Set problem: From the listing below, pull out the lines that hold "with".
****************
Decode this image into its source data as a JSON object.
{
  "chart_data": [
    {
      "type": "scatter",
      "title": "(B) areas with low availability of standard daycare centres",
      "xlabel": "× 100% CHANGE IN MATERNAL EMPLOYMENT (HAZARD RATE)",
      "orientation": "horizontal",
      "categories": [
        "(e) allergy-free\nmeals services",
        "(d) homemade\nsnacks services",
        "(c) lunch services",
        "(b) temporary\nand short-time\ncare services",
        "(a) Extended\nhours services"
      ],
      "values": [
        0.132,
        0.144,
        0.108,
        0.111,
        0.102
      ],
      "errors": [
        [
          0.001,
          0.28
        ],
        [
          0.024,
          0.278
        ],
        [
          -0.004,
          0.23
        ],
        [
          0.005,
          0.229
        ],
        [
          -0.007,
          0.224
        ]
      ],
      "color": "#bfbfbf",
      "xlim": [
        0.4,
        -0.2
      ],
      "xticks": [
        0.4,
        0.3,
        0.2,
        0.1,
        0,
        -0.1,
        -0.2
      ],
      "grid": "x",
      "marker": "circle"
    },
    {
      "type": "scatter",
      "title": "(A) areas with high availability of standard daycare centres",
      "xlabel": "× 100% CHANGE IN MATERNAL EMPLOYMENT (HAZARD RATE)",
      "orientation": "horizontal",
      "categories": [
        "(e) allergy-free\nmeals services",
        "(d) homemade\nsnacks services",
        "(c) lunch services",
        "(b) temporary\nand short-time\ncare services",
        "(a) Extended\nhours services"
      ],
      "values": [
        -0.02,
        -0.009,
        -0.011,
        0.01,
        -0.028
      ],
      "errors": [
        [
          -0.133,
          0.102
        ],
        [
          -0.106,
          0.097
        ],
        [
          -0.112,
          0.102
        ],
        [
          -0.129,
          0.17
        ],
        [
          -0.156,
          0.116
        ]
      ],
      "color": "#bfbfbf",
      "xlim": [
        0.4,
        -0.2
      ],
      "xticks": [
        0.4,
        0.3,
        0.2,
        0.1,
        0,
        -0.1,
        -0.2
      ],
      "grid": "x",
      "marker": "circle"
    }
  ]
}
****************
Exercise result:
      "title": "(B) areas with low availability of standard daycare centres",
      "title": "(A) areas with high availability of standard daycare centres",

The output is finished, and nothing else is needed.